= Problem statement =
Print all entries word for word.

>> Begin Material for this task

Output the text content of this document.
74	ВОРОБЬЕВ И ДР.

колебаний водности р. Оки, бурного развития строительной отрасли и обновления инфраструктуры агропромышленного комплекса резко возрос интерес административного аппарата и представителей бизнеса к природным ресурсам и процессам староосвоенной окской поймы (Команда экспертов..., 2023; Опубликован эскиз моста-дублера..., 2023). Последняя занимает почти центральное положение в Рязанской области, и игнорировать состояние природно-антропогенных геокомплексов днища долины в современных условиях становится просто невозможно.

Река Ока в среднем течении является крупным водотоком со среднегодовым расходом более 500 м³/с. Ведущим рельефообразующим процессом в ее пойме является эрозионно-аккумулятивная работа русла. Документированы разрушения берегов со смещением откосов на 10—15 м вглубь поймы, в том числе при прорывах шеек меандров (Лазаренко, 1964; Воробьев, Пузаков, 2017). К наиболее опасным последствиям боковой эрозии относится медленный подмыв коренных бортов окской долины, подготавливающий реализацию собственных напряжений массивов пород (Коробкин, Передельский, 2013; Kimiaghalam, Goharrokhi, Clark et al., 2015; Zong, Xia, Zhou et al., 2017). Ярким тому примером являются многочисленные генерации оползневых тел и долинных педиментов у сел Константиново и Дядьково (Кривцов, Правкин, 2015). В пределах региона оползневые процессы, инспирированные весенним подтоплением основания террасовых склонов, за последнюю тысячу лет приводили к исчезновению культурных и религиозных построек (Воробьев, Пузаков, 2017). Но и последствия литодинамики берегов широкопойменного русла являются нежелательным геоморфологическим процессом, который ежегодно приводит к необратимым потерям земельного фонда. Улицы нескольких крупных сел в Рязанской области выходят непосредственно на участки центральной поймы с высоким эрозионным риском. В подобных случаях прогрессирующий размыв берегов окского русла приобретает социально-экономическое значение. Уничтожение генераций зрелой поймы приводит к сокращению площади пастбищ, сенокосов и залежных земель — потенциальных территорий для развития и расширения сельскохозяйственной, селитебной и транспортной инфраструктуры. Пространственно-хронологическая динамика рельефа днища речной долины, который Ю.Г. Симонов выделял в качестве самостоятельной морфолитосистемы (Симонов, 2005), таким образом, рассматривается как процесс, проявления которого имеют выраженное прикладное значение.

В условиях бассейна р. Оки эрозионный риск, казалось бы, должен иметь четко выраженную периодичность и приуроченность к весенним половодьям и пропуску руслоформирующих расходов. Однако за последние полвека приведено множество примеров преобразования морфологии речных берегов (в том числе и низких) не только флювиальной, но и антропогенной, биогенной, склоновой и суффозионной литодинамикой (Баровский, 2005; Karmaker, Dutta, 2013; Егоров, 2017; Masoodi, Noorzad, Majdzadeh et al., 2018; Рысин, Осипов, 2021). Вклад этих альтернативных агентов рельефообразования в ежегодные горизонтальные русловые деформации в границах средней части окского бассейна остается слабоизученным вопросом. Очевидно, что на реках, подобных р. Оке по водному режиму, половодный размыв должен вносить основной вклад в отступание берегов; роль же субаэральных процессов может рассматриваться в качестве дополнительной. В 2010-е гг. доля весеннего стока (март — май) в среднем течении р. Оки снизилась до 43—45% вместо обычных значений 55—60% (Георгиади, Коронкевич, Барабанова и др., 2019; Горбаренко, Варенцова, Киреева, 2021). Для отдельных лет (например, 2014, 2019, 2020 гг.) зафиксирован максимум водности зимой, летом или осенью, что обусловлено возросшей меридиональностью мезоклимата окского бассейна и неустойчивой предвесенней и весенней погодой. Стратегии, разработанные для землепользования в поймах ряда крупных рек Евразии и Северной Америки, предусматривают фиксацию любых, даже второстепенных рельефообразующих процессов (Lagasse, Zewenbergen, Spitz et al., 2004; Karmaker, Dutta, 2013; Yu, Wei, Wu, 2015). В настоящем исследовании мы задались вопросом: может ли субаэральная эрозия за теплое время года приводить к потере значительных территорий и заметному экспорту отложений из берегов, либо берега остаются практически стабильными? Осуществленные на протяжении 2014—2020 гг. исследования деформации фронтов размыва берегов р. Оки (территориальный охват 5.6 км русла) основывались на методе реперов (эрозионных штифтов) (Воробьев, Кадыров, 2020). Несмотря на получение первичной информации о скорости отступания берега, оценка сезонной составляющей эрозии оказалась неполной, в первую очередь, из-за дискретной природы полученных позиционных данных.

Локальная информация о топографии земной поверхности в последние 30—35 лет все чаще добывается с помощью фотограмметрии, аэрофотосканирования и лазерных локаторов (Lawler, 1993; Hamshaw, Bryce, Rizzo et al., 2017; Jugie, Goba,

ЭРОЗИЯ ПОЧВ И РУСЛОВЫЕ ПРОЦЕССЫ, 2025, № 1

>> End Material for this task

= Right answer =
Output the text content of this document.
74	ВОРОБЬЕВ И ДР.

колебаний водности р. Оки, бурного развития строительной отрасли и обновления инфраструктуры агропромышленного комплекса резко возрос интерес административного аппарата и представителей бизнеса к природным ресурсам и процессам староосвоенной окской поймы (Команда экспертов..., 2023; Опубликован эскиз моста-дублера..., 2023). Последняя занимает почти центральное положение в Рязанской области, и игнорировать состояние природно-антропогенных геокомплексов днища долины в современных условиях становится просто невозможно.

Река Ока в среднем течении является крупным водотоком со среднегодовым расходом более 500 м³/с. Ведущим рельефообразующим процессом в ее пойме является эрозионно-аккумулятивная работа русла. Документированы разрушения берегов со смещением откосов на 10—15 м вглубь поймы, в том числе при прорывах шеек меандров (Лазаренко, 1964; Воробьев, Пузаков, 2017). К наиболее опасным последствиям боковой эрозии относится медленный подмыв коренных бортов окской долины, подготавливающий реализацию собственных напряжений массивов пород (Коробкин, Передельский, 2013; Kimiaghalam, Goharrokhi, Clark et al., 2015; Zong, Xia, Zhou et al., 2017). Ярким тому примером являются многочисленные генерации оползневых тел и долинных педиментов у сел Константиново и Дядьково (Кривцов, Правкин, 2015). В пределах региона оползневые процессы, инспирированные весенним подтоплением основания террасовых склонов, за последнюю тысячу лет приводили к исчезновению культурных и религиозных построек (Воробьев, Пузаков, 2017). Но и последствия литодинамики берегов широкопойменного русла являются нежелательным геоморфологическим процессом, который ежегодно приводит к необратимым потерям земельного фонда. Улицы нескольких крупных сел в Рязанской области выходят непосредственно на участки центральной поймы с высоким эрозионным риском. В подобных случаях прогрессирующий размыв берегов окского русла приобретает социально-экономическое значение. Уничтожение генераций зрелой поймы приводит к сокращению площади пастбищ, сенокосов и залежных земель — потенциальных территорий для развития и расширения сельскохозяйственной, селитебной и транспортной инфраструктуры. Пространственно-хронологическая динамика рельефа днища речной долины, который Ю.Г. Симонов выделял в качестве самостоятельной морфолитосистемы (Симонов, 2005), таким образом, рассматривается как процесс, проявления которого имеют выраженное прикладное значение.

В условиях бассейна р. Оки эрозионный риск, казалось бы, должен иметь четко выраженную периодичность и приуроченность к весенним половодьям и пропуску руслоформирующих расходов. Однако за последние полвека приведено множество примеров преобразования морфологии речных берегов (в том числе и низких) не только флювиальной, но и антропогенной, биогенной, склоновой и суффозионной литодинамикой (Баровский, 2005; Karmaker, Dutta, 2013; Егоров, 2017; Masoodi, Noorzad, Majdzadeh et al., 2018; Рысин, Осипов, 2021). Вклад этих альтернативных агентов рельефообразования в ежегодные горизонтальные русловые деформации в границах средней части окского бассейна остается слабоизученным вопросом. Очевидно, что на реках, подобных р. Оке по водному режиму, половодный размыв должен вносить основной вклад в отступание берегов; роль же субаэральных процессов может рассматриваться в качестве дополнительной. В 2010-е гг. доля весеннего стока (март — май) в среднем течении р. Оки снизилась до 43—45% вместо обычных значений 55—60% (Георгиади, Коронкевич, Барабанова и др., 2019; Горбаренко, Варенцова, Киреева, 2021). Для отдельных лет (например, 2014, 2019, 2020 гг.) зафиксирован максимум водности зимой, летом или осенью, что обусловлено возросшей меридиональностью мезоклимата окского бассейна и неустойчивой предвесенней и весенней погодой. Стратегии, разработанные для землепользования в поймах ряда крупных рек Евразии и Северной Америки, предусматривают фиксацию любых, даже второстепенных рельефообразующих процессов (Lagasse, Zewenbergen, Spitz et al., 2004; Karmaker, Dutta, 2013; Yu, Wei, Wu, 2015). В настоящем исследовании мы задались вопросом: может ли субаэральная эрозия за теплое время года приводить к потере значительных территорий и заметному экспорту отложений из берегов, либо берега остаются практически стабильными? Осуществленные на протяжении 2014—2020 гг. исследования деформации фронтов размыва берегов р. Оки (территориальный охват 5.6 км русла) основывались на методе реперов (эрозионных штифтов) (Воробьев, Кадыров, 2020). Несмотря на получение первичной информации о скорости отступания берега, оценка сезонной составляющей эрозии оказалась неполной, в первую очередь, из-за дискретной природы полученных позиционных данных.

Локальная информация о топографии земной поверхности в последние 30—35 лет все чаще добывается с помощью фотограмметрии, аэрофотосканирования и лазерных локаторов (Lawler, 1993; Hamshaw, Bryce, Rizzo et al., 2017; Jugie, Goba,

ЭРОЗИЯ ПОЧВ И РУСЛОВЫЕ ПРОЦЕССЫ, 2025, № 1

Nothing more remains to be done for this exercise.